Figure contents as structured data —
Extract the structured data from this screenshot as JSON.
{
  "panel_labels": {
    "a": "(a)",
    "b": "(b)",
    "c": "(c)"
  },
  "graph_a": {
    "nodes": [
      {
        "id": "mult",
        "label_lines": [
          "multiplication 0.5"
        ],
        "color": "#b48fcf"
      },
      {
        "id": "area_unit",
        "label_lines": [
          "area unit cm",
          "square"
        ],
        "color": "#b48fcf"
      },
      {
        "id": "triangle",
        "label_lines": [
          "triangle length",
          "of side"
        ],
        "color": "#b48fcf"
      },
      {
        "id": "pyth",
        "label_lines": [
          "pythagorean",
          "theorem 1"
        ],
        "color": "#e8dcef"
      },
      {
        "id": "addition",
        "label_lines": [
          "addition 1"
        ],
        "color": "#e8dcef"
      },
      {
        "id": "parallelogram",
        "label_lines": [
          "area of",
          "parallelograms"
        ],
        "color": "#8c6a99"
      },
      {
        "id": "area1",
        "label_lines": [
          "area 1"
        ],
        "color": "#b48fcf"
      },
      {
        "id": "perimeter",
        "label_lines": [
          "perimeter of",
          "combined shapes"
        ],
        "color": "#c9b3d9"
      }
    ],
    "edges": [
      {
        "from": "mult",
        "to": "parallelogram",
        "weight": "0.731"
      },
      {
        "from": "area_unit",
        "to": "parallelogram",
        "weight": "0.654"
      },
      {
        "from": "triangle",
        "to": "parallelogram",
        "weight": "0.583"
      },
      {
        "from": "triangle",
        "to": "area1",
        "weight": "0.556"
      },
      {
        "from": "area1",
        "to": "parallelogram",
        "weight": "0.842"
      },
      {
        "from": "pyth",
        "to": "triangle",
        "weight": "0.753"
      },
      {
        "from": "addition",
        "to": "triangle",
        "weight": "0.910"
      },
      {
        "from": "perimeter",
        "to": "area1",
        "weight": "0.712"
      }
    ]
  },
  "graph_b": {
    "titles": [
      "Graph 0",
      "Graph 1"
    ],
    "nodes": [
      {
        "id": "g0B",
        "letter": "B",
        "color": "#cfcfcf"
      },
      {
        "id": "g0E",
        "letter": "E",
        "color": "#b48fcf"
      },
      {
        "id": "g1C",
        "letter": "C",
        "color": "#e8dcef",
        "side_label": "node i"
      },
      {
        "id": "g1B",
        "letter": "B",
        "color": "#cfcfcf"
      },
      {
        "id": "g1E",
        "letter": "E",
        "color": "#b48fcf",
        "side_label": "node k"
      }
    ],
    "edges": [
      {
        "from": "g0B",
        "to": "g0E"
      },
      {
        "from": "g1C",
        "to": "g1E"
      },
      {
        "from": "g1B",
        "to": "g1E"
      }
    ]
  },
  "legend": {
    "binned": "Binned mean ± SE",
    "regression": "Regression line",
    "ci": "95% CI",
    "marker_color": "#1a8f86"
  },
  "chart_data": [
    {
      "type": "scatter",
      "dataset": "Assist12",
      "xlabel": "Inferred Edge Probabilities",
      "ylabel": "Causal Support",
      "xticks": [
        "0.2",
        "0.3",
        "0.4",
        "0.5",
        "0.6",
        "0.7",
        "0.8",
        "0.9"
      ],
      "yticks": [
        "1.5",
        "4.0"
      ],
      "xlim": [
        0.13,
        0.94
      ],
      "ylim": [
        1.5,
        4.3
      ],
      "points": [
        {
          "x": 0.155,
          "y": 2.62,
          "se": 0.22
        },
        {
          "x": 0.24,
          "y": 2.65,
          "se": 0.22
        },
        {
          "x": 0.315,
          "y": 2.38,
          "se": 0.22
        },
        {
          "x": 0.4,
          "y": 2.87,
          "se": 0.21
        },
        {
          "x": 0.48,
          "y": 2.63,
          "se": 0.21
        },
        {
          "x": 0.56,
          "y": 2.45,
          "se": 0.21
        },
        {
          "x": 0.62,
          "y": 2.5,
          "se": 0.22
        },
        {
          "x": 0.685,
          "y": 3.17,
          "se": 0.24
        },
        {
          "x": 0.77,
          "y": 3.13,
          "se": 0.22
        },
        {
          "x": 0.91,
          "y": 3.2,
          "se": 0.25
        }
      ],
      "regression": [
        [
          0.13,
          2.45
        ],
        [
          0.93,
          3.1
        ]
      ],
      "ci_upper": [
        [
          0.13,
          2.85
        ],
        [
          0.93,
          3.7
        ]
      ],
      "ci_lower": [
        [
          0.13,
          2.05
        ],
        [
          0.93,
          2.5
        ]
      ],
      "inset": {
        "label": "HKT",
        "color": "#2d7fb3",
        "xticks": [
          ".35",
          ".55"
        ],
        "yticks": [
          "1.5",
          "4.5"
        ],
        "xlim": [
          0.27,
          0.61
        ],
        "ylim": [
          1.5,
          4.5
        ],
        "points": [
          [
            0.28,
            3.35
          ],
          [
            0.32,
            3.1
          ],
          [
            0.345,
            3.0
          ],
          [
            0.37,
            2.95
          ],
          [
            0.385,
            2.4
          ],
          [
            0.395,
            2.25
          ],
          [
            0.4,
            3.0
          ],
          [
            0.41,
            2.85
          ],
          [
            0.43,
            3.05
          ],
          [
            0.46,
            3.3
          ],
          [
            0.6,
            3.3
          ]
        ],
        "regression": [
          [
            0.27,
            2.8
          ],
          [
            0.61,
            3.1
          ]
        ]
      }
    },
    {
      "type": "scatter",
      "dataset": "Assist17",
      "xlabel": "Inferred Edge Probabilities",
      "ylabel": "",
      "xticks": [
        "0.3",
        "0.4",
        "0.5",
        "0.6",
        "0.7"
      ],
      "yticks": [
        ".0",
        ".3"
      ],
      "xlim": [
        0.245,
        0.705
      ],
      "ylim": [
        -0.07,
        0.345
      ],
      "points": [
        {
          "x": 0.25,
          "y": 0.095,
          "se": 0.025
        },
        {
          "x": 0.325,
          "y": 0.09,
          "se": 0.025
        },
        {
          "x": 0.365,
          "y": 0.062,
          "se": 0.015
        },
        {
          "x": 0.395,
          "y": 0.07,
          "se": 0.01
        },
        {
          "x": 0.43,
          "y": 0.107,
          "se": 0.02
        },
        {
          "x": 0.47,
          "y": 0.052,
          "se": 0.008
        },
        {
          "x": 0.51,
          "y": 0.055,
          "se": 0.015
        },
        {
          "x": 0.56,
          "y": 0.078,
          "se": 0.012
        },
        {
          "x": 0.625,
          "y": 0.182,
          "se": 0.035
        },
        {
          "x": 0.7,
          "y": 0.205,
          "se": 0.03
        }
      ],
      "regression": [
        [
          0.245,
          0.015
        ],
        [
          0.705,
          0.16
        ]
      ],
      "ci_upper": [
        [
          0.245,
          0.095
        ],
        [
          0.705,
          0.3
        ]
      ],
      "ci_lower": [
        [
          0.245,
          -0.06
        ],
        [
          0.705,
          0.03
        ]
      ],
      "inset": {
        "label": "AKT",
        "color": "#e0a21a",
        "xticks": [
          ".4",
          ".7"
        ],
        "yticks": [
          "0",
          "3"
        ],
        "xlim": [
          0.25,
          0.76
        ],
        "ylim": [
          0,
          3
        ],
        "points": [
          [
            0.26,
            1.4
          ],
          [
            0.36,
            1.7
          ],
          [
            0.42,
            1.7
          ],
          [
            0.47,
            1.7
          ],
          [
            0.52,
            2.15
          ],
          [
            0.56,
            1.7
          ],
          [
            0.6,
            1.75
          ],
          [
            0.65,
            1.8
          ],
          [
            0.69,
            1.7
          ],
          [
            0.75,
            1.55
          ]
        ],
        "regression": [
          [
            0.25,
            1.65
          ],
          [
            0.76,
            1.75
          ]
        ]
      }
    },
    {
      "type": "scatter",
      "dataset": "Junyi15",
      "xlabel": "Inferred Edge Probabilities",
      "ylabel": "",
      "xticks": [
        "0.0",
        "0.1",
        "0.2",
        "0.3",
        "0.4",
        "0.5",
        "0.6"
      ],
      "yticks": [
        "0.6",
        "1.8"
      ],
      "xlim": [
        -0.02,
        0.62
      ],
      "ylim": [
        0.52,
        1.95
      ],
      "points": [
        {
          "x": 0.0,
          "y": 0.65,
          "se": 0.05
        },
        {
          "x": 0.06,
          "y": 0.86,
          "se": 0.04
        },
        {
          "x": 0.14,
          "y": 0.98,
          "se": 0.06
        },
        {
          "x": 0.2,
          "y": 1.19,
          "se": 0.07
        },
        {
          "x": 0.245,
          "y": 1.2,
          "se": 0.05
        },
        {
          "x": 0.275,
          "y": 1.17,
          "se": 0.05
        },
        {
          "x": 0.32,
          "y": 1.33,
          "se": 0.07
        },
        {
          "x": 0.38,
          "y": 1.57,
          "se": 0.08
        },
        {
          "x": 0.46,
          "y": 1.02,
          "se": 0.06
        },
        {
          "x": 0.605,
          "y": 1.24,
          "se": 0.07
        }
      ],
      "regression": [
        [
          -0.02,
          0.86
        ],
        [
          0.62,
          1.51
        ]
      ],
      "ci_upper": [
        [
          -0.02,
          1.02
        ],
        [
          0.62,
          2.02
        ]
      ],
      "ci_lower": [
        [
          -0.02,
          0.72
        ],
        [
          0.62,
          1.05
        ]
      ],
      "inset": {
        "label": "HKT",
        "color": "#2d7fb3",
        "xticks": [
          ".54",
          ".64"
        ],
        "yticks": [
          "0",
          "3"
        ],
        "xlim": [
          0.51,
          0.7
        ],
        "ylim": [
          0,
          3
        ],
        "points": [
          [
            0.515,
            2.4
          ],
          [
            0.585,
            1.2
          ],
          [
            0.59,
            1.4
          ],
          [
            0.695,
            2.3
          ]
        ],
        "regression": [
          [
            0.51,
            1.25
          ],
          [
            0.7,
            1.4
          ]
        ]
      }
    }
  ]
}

INSTRUCTION — Gather each line in the data that holds the string "addition".

EXPECTED OUTPUT —
        "id": "addition",
          "addition 1"
        "from": "addition",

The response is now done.